Entries from a dataset:
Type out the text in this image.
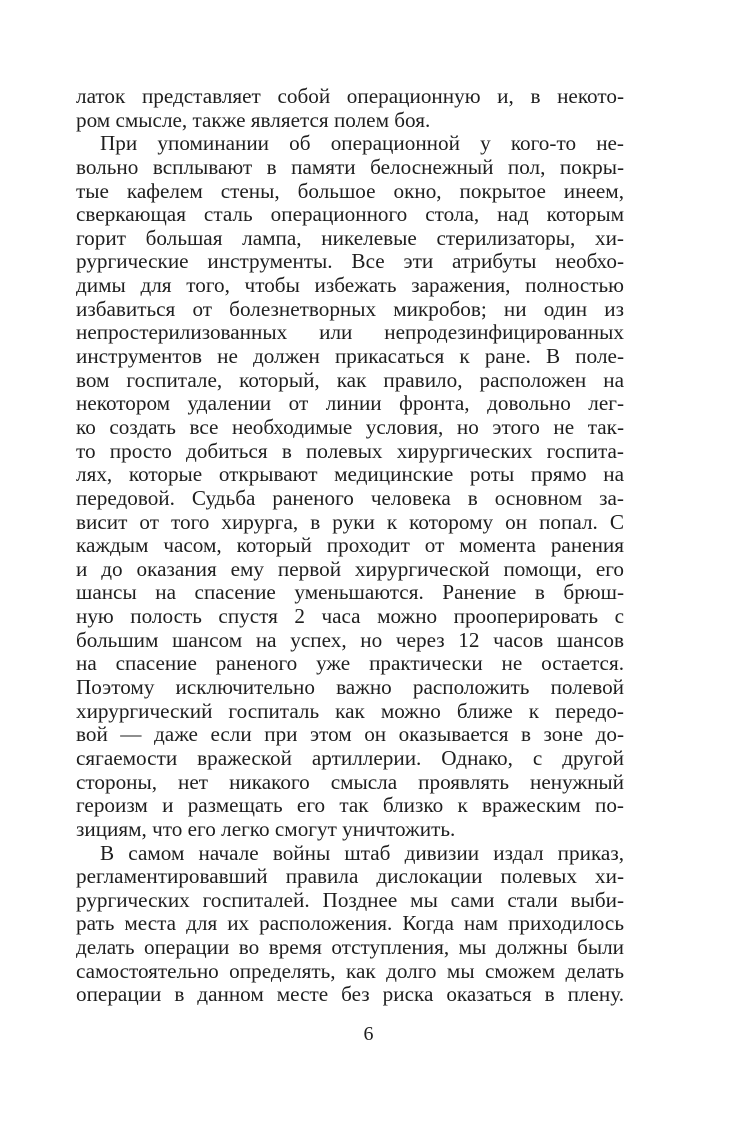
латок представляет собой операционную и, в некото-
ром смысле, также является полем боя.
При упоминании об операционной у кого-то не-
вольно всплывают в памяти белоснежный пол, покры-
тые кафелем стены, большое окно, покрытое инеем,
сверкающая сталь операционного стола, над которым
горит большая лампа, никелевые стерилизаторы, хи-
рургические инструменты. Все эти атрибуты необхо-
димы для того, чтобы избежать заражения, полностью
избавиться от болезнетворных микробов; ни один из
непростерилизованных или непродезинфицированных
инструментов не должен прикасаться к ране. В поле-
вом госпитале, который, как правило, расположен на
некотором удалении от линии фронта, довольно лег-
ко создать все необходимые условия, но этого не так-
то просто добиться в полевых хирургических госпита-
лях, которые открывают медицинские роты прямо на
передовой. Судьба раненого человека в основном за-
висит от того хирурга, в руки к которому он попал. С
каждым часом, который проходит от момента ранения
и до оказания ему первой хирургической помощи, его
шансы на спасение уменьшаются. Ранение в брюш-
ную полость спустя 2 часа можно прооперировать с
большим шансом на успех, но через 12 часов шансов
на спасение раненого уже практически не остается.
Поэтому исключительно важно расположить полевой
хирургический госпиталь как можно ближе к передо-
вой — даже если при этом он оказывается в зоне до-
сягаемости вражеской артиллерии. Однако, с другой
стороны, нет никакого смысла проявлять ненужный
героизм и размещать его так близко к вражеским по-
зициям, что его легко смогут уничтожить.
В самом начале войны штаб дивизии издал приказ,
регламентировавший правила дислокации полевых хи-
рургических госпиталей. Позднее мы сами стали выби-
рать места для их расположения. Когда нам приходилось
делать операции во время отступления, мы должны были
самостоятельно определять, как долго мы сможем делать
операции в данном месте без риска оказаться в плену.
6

---

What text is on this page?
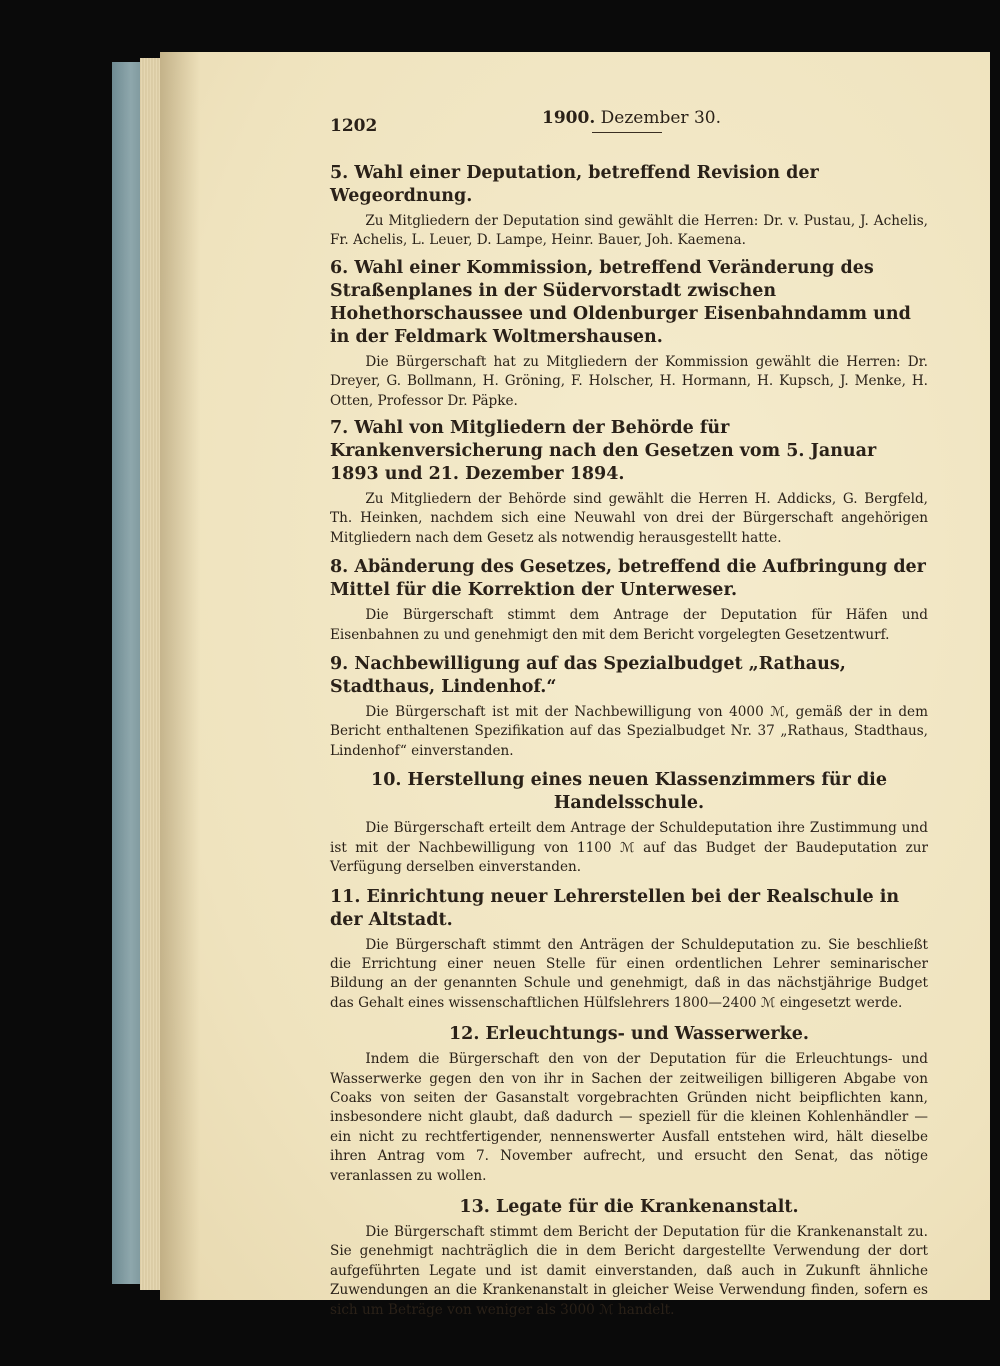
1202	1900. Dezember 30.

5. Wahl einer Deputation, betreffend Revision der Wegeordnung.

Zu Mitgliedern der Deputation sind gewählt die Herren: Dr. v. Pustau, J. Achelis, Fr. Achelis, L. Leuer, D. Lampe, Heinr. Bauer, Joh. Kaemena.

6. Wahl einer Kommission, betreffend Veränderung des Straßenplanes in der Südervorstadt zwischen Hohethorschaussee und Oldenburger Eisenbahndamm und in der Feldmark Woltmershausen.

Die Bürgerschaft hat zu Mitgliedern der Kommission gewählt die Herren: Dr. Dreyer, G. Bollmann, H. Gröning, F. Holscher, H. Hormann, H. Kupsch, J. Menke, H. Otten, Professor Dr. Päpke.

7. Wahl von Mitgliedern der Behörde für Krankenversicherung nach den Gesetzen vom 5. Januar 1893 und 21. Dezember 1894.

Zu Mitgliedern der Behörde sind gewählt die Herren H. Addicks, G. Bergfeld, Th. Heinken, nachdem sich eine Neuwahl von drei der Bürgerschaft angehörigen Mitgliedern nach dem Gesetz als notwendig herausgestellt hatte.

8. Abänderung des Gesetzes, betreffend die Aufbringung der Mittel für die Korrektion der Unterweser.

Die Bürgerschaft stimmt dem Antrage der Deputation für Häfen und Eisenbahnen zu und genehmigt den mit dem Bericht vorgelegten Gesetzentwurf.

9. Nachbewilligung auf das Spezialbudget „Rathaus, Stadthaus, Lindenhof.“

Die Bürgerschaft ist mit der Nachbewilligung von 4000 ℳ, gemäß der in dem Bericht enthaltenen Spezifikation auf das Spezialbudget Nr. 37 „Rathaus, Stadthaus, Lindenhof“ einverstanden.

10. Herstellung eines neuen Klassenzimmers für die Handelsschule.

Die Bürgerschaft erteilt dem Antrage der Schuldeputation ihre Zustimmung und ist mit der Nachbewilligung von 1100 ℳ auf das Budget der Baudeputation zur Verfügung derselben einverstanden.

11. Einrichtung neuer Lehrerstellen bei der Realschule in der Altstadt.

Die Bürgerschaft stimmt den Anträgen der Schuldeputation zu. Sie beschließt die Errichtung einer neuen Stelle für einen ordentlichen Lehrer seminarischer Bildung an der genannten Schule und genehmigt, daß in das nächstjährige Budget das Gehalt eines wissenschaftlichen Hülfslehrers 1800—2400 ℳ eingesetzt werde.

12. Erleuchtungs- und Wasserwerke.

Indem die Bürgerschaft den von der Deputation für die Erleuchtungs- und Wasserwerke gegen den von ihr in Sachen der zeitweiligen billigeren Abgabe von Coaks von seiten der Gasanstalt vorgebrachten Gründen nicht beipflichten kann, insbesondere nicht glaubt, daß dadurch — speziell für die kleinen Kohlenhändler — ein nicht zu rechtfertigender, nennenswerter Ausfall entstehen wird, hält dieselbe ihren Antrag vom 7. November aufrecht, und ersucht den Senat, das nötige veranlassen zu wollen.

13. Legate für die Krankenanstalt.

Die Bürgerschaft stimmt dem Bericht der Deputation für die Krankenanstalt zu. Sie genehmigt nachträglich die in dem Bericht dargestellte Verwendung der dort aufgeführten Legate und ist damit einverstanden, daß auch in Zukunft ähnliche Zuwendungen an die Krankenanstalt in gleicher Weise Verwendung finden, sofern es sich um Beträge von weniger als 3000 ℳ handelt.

* * *

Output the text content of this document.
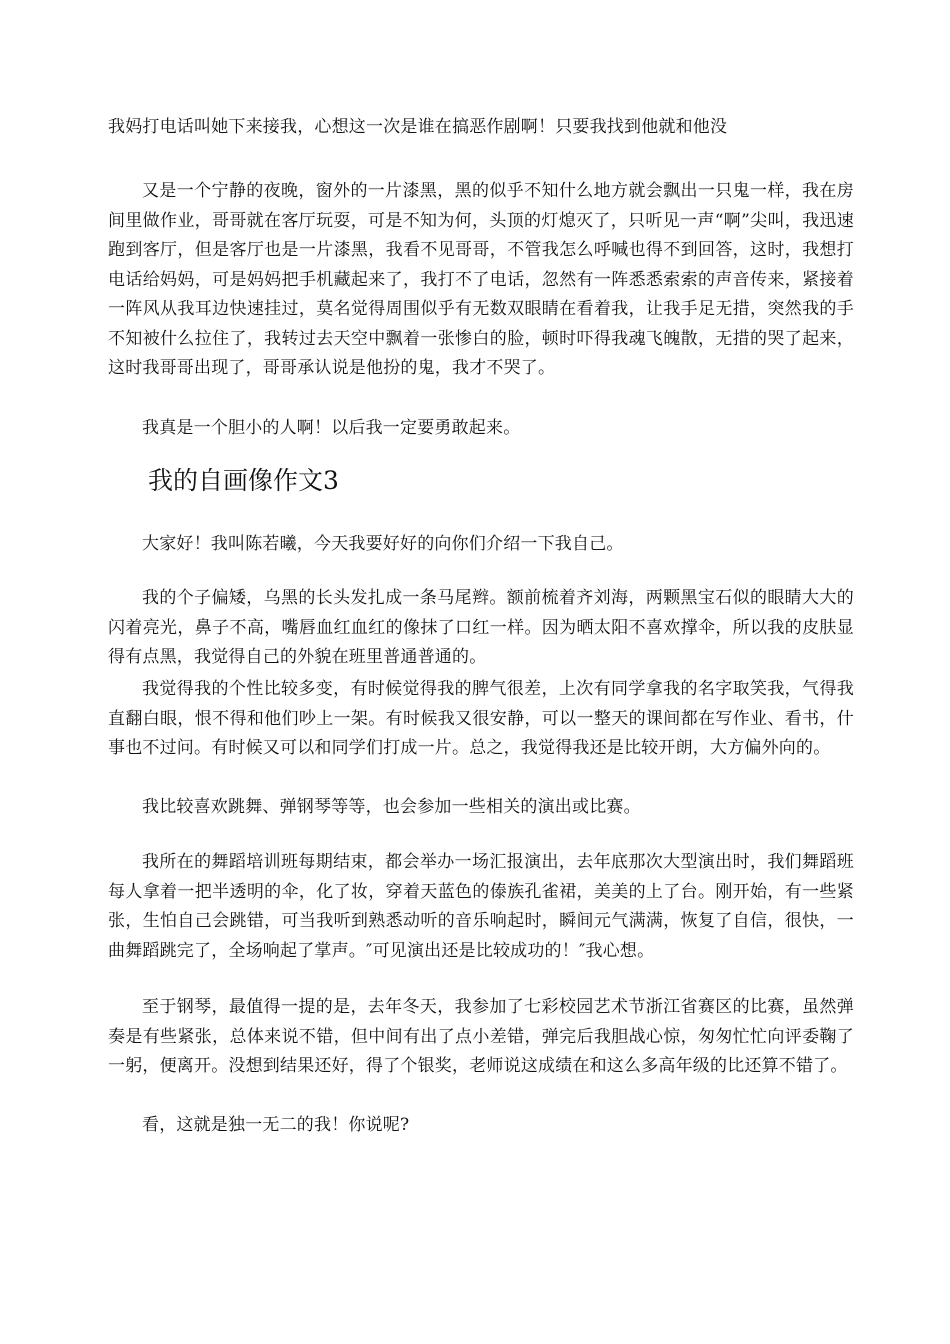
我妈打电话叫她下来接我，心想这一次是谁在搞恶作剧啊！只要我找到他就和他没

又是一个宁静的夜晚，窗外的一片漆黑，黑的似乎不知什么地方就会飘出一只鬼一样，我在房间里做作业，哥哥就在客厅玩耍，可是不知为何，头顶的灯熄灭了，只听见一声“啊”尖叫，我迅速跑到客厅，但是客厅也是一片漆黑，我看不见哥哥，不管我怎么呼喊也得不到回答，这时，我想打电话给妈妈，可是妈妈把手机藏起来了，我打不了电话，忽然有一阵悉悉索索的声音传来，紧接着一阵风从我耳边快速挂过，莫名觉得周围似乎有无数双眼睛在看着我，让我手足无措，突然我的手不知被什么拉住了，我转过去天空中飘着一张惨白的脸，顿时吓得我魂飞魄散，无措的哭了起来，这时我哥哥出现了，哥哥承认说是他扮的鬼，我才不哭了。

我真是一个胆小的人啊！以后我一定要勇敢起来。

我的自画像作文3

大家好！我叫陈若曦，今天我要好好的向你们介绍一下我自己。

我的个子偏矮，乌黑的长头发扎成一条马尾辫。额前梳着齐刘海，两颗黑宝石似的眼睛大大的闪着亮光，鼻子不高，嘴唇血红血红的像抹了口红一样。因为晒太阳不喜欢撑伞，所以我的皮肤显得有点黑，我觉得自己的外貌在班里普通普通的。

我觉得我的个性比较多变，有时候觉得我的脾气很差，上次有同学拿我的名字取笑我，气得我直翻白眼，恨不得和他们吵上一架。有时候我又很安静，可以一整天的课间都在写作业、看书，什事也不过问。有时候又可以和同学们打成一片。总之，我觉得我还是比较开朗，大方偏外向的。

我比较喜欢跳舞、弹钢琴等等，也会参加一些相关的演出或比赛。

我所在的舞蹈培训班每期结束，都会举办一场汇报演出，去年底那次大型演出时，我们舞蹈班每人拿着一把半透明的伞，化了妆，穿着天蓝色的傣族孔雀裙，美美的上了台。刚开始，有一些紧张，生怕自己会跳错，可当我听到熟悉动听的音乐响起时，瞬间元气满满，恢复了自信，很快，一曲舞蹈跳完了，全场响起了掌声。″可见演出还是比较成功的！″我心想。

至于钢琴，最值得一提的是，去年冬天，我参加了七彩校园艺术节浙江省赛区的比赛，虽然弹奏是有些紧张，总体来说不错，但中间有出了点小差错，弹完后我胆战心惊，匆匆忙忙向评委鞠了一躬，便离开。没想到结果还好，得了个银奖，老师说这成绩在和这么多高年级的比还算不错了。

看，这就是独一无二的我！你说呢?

- [WHAT THE TASK ASKS]
Go through the listing above line by line and say how many lines hold the word "stimmt". Reply with that number only.

- [REPLY]
3